Task directions
Write out every line below that includes the word "Options".

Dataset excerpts
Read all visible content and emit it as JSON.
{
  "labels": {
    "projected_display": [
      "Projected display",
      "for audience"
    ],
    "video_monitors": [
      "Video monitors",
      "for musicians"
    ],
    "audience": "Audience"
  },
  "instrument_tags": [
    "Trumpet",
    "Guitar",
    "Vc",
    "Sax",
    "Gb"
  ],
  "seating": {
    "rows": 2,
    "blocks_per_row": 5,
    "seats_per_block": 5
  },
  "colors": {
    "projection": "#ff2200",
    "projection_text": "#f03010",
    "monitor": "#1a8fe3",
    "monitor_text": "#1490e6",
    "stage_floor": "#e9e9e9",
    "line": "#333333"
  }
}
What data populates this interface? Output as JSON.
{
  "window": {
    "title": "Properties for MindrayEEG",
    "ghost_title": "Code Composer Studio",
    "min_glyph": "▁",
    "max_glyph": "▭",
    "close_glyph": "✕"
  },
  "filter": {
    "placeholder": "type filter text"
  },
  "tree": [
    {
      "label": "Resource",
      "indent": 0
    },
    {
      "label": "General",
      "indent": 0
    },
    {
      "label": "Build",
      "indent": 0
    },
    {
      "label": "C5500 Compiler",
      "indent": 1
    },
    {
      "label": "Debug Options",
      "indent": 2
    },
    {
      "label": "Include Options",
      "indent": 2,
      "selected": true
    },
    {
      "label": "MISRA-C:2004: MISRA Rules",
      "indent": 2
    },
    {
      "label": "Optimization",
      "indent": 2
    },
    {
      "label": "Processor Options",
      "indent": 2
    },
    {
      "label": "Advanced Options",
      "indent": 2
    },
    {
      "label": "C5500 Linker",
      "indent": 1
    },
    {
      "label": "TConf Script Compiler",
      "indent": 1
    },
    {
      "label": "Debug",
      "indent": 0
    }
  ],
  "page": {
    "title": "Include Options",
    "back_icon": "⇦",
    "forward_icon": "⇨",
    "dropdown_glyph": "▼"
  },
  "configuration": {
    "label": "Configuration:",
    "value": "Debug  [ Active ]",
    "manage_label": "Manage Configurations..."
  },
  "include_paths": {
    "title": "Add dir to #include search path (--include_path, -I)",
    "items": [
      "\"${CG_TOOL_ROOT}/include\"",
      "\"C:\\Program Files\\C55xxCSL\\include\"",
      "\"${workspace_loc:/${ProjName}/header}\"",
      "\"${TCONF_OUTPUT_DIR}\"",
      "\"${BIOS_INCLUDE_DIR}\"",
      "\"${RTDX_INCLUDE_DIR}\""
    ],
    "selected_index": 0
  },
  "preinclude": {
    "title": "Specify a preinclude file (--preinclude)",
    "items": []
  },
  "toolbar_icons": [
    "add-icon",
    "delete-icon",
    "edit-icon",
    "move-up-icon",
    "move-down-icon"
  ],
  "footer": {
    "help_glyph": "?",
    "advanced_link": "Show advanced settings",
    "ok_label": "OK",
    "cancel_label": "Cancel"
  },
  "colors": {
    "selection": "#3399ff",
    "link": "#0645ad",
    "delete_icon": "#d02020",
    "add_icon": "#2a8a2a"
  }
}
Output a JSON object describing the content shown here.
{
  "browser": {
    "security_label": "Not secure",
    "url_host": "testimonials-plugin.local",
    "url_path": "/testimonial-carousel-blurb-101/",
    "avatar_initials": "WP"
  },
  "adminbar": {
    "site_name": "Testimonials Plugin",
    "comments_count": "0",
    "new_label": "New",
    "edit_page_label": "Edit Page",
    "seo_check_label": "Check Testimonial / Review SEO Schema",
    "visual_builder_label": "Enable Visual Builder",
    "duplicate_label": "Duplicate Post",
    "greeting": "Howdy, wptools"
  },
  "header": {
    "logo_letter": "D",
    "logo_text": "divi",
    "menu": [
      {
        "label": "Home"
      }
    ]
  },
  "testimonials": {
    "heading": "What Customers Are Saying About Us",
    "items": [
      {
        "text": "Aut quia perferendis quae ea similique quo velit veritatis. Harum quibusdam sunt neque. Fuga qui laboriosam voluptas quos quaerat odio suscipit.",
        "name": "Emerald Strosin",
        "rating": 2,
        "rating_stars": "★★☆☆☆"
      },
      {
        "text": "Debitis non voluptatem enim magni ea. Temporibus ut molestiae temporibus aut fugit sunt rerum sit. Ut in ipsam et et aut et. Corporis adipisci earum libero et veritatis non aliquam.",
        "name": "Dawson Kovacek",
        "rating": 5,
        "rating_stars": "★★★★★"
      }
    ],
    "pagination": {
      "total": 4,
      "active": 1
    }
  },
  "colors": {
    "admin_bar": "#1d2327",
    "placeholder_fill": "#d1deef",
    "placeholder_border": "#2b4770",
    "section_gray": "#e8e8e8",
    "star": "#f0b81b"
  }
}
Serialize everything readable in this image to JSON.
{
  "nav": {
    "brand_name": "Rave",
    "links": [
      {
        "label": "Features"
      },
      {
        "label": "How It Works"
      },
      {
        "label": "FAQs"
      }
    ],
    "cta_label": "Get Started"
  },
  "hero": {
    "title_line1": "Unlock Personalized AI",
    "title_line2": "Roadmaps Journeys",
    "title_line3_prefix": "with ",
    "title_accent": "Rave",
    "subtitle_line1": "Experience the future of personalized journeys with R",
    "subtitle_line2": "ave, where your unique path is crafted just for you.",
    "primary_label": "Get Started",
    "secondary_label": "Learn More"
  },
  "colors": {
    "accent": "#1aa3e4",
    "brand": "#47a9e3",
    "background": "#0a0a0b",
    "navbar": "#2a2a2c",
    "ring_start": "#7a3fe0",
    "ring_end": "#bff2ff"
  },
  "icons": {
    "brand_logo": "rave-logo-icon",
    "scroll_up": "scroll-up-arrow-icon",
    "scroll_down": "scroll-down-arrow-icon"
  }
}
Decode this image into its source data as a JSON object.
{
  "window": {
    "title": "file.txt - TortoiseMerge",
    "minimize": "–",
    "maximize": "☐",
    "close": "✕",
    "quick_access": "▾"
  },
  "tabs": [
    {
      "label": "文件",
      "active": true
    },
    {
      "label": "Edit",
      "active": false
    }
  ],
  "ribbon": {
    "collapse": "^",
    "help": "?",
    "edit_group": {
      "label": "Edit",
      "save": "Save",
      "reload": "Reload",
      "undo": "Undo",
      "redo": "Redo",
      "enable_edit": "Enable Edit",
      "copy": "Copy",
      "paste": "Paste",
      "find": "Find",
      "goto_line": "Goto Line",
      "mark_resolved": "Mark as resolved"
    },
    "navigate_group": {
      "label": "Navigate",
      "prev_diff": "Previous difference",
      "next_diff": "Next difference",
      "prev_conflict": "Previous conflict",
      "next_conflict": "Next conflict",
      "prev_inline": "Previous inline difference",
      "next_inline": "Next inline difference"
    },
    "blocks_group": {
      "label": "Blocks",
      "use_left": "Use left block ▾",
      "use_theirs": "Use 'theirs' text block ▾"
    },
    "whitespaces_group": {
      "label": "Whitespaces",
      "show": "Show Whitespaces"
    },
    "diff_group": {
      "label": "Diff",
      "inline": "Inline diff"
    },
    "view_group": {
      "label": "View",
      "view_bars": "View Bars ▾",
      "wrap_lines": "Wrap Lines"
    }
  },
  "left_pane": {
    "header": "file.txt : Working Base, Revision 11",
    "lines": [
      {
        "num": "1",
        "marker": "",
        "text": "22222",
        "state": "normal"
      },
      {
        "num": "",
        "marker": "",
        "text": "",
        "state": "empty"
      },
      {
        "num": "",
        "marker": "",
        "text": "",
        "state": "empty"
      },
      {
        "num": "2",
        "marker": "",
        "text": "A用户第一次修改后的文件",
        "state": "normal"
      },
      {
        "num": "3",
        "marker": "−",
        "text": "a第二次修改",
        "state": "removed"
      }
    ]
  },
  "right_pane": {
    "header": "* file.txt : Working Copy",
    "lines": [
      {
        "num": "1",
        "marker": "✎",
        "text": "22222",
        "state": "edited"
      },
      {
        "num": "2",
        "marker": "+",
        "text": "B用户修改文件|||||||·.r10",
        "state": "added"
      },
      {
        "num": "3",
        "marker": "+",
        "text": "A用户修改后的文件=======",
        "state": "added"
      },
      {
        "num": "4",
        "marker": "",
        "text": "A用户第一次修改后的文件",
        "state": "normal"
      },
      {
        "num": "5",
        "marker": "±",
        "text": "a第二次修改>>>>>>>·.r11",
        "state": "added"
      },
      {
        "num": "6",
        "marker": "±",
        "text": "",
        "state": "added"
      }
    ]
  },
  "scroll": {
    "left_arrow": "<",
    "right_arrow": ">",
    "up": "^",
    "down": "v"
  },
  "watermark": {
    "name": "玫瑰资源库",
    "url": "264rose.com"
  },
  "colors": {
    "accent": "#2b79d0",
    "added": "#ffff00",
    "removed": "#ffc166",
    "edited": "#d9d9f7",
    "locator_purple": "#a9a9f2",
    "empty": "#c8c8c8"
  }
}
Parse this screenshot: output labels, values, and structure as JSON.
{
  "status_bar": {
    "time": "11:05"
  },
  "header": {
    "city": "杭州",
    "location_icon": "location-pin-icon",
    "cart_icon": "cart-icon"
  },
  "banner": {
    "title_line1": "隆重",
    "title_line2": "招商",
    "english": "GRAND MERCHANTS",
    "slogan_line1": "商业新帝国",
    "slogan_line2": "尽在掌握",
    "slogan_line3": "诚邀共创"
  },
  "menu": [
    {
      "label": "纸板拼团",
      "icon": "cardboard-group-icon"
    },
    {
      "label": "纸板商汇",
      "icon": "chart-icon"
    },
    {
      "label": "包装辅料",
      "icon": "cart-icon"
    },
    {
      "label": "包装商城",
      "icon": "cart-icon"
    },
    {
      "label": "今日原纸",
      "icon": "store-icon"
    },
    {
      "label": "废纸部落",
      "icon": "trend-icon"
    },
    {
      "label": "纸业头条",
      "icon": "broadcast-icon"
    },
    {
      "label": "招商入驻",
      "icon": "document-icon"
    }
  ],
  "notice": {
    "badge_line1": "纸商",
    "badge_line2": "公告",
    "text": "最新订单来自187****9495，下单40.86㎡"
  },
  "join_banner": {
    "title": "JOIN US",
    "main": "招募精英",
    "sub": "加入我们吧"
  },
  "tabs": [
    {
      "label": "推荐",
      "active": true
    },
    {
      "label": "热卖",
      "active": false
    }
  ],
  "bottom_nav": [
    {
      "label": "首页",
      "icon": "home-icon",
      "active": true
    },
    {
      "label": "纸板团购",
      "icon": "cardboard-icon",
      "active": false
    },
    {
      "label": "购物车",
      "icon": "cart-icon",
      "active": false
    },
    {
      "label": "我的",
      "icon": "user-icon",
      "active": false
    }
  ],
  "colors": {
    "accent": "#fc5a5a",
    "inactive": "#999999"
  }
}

Finished exercise
      "label": "Debug Options",
      "label": "Include Options",
      "label": "Processor Options",
      "label": "Advanced Options",
    "title": "Include Options",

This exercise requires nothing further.